**Requirements:** Review the material line by line. Identify and copy every line that contains the string "Robust".
>> BEGIN
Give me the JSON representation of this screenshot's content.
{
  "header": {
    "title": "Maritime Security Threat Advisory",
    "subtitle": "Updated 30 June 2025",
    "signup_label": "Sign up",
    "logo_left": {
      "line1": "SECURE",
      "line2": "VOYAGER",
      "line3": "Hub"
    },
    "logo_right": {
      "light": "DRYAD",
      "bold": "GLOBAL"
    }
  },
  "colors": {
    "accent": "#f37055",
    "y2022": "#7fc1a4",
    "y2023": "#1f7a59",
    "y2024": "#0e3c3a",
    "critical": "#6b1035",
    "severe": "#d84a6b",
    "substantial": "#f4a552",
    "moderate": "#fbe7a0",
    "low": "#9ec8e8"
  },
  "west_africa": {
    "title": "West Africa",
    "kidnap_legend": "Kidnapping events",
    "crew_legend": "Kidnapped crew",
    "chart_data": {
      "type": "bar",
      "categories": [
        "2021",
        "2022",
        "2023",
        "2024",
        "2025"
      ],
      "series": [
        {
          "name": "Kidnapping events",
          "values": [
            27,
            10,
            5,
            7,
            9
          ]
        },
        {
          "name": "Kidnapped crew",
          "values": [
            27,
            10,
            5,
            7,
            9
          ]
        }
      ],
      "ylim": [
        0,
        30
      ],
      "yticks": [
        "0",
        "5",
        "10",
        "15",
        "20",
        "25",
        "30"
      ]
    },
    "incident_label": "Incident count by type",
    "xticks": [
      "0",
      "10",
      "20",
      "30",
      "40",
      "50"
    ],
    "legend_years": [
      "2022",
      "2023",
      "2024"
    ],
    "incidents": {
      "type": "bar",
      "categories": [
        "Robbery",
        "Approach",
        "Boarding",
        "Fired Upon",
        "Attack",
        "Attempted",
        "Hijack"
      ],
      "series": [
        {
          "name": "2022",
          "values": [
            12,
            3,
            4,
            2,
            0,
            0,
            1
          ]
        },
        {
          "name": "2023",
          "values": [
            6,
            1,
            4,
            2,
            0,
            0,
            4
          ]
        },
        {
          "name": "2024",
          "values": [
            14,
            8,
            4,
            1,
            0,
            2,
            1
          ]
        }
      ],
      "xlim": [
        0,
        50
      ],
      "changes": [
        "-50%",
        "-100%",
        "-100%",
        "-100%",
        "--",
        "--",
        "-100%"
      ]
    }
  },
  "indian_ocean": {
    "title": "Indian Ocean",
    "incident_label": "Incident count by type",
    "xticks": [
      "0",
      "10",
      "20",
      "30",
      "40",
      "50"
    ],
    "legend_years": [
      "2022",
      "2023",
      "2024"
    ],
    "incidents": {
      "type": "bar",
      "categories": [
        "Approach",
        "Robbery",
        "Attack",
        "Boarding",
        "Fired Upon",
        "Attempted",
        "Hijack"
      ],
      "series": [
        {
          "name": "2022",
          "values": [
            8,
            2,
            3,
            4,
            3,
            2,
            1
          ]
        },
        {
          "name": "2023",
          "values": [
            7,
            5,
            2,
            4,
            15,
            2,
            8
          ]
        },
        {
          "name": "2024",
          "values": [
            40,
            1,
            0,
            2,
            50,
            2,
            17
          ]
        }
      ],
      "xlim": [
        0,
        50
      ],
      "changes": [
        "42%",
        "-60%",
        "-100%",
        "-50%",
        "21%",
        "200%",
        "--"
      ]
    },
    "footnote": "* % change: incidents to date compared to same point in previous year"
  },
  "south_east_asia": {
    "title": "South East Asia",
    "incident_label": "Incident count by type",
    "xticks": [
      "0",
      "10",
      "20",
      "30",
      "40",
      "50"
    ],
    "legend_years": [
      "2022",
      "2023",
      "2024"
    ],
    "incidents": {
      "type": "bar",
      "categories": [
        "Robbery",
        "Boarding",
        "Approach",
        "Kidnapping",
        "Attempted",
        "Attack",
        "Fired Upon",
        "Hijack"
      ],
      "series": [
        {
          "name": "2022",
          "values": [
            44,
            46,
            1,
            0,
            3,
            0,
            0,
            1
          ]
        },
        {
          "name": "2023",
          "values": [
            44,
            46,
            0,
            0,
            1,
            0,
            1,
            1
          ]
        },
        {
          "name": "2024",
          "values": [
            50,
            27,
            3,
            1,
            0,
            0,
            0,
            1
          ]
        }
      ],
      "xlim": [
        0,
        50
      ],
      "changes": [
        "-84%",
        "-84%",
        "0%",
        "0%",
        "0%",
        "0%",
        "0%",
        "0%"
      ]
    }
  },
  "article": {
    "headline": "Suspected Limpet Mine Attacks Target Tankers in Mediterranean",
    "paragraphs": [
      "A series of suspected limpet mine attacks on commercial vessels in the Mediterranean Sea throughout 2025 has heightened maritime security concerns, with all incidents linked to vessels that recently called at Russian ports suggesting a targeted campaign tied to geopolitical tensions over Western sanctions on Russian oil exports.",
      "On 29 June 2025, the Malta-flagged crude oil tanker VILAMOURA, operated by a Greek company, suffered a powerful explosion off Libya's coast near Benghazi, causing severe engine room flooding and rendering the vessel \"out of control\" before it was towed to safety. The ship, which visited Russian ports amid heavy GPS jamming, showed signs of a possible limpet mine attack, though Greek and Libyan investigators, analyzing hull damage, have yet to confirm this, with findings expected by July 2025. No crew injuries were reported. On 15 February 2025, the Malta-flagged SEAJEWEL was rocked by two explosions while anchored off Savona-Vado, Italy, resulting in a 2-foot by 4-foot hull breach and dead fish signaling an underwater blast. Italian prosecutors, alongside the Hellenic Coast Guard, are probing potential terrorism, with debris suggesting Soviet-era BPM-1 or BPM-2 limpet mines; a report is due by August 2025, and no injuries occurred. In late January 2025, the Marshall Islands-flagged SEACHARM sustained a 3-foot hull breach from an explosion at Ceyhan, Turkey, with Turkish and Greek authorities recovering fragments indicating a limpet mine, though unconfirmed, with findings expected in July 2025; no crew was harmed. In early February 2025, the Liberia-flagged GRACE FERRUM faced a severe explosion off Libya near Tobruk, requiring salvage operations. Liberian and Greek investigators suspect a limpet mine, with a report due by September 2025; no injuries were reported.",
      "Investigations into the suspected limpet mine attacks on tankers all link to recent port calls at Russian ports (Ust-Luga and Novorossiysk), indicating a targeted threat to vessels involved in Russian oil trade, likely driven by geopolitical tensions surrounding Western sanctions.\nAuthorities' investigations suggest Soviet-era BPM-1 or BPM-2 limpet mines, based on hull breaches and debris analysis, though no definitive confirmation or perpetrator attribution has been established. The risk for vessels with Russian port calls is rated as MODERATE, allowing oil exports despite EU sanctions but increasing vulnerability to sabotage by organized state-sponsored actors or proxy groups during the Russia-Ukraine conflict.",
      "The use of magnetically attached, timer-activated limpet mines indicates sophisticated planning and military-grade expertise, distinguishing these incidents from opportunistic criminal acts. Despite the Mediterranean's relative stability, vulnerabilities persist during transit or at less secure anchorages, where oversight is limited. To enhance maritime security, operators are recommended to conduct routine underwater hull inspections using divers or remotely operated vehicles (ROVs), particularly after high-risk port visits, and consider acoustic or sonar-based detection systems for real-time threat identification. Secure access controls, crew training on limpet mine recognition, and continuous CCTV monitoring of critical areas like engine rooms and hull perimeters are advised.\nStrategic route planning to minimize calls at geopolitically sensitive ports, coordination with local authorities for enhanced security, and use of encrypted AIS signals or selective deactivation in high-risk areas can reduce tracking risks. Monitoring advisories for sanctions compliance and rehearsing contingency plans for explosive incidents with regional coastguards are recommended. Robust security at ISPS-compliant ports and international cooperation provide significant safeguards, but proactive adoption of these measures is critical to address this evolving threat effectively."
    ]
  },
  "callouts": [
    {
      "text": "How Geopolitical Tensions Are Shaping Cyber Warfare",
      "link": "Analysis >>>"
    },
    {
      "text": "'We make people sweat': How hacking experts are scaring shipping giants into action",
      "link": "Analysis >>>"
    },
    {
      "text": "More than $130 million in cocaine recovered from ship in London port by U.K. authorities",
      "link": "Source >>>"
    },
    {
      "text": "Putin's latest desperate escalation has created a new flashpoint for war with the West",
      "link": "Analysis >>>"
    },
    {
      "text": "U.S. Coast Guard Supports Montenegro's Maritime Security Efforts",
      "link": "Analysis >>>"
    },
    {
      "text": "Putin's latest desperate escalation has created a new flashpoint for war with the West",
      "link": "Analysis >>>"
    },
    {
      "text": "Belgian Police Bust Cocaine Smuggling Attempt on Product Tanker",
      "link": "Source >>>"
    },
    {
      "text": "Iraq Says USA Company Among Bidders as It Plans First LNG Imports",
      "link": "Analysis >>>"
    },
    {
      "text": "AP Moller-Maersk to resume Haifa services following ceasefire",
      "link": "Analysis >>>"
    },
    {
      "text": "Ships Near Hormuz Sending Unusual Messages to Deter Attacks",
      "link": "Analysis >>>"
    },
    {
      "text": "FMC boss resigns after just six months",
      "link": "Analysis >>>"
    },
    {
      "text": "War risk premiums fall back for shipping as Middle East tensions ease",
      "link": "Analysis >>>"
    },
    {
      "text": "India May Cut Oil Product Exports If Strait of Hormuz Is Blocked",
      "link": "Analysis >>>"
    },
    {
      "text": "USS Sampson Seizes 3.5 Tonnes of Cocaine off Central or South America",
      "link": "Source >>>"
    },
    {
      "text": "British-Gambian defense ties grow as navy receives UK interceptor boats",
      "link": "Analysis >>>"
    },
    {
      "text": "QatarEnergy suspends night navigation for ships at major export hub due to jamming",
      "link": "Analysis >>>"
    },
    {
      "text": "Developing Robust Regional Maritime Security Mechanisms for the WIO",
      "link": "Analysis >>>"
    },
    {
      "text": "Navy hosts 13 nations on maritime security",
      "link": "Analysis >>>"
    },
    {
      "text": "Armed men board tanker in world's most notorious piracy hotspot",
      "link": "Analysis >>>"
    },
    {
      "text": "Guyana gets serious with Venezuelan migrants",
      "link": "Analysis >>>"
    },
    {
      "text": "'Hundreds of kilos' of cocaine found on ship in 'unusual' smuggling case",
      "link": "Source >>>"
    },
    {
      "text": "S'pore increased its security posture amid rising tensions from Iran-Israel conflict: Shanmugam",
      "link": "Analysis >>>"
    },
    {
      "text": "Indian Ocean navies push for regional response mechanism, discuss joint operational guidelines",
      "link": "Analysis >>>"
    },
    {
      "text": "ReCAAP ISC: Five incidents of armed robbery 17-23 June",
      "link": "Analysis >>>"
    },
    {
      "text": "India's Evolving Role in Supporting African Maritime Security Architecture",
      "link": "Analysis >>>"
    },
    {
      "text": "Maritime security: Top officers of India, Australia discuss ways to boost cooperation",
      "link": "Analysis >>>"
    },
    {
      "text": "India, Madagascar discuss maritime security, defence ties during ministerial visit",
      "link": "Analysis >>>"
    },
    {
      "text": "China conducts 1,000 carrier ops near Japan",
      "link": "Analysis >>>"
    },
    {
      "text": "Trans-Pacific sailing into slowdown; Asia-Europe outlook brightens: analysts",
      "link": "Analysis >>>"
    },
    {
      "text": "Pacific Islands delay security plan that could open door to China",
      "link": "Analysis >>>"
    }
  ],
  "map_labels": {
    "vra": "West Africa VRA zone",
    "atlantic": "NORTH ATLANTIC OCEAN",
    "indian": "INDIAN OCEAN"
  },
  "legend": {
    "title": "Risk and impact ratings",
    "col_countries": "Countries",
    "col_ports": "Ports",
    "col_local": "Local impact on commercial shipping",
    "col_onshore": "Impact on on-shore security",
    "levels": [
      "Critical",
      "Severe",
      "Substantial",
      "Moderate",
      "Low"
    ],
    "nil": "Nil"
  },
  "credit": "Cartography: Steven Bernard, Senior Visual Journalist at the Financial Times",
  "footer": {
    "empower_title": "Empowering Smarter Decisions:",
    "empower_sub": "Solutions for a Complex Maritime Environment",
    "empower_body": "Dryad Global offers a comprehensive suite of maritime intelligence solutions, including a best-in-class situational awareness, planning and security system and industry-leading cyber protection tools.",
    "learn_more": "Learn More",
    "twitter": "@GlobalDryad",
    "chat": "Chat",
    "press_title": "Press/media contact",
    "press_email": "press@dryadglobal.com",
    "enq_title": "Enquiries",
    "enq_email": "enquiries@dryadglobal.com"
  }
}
>> END
**Task solution:**
      "The use of magnetically attached, timer-activated limpet mines indicates sophisticated planning and military-grade expertise, distinguishing these incidents from opportunistic criminal acts. Despite the Mediterranean's relative stability, vulnerabilities persist during transit or at less secure anchorages, where oversight is limited. To enhance maritime security, operators are recommended to conduct routine underwater hull inspections using divers or remotely operated vehicles (ROVs), particularly after high-risk port visits, and consider acoustic or sonar-based detection systems for real-time threat identification. Secure access controls, crew training on limpet mine recognition, and continuous CCTV monitoring of critical areas like engine rooms and hull perimeters are advised.\nStrategic route planning to minimize calls at geopolitically sensitive ports, coordination with local authorities for enhanced security, and use of encrypted AIS signals or selective deactivation in high-risk areas can reduce tracking risks. Monitoring advisories for sanctions compliance and rehearsing contingency plans for explosive incidents with regional coastguards are recommended. Robust security at ISPS-compliant ports and international cooperation provide significant safeguards, but proactive adoption of these measures is critical to address this evolving threat effectively."
      "text": "Developing Robust Regional Maritime Security Mechanisms for the WIO",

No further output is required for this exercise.